***** THE INPUT

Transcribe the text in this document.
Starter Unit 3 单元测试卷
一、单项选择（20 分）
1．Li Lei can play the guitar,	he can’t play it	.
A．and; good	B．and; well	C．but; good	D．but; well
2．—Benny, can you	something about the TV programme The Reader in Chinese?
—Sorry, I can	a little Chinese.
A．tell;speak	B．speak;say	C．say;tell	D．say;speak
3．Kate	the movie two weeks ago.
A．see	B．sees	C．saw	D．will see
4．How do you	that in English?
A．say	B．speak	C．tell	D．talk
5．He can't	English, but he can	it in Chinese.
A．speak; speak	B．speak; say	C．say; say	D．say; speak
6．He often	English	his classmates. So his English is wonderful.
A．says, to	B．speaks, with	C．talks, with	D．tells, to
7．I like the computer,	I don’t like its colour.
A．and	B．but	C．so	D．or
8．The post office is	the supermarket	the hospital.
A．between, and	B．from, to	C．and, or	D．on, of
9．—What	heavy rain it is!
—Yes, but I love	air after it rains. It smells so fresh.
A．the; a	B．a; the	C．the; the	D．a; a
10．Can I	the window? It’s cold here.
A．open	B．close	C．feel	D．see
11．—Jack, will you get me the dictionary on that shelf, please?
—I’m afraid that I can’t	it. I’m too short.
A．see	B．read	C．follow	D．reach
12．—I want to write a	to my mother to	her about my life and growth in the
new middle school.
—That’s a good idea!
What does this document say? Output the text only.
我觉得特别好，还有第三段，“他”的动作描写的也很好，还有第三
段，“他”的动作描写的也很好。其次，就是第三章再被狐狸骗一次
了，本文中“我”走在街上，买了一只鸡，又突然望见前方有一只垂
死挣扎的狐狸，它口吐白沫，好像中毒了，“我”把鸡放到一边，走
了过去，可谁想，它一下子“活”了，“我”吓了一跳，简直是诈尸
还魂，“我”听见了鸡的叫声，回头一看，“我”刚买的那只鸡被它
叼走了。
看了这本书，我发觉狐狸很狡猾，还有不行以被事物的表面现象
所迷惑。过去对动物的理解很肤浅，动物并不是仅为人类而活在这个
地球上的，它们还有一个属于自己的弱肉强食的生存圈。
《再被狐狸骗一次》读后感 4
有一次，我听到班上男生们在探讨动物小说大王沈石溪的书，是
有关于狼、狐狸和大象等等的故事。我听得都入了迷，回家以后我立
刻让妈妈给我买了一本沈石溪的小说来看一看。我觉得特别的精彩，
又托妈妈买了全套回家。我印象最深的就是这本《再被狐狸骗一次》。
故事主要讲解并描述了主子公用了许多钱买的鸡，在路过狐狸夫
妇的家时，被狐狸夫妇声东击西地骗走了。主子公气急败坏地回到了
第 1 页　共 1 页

**********

WORK REQUIRED » Copy each line of the listing that includes "的动作描写的也很好".

TASK SOLUTION »
我觉得特别好，还有第三段，“他”的动作描写的也很好，还有第三
段，“他”的动作描写的也很好。其次，就是第三章再被狐狸骗一次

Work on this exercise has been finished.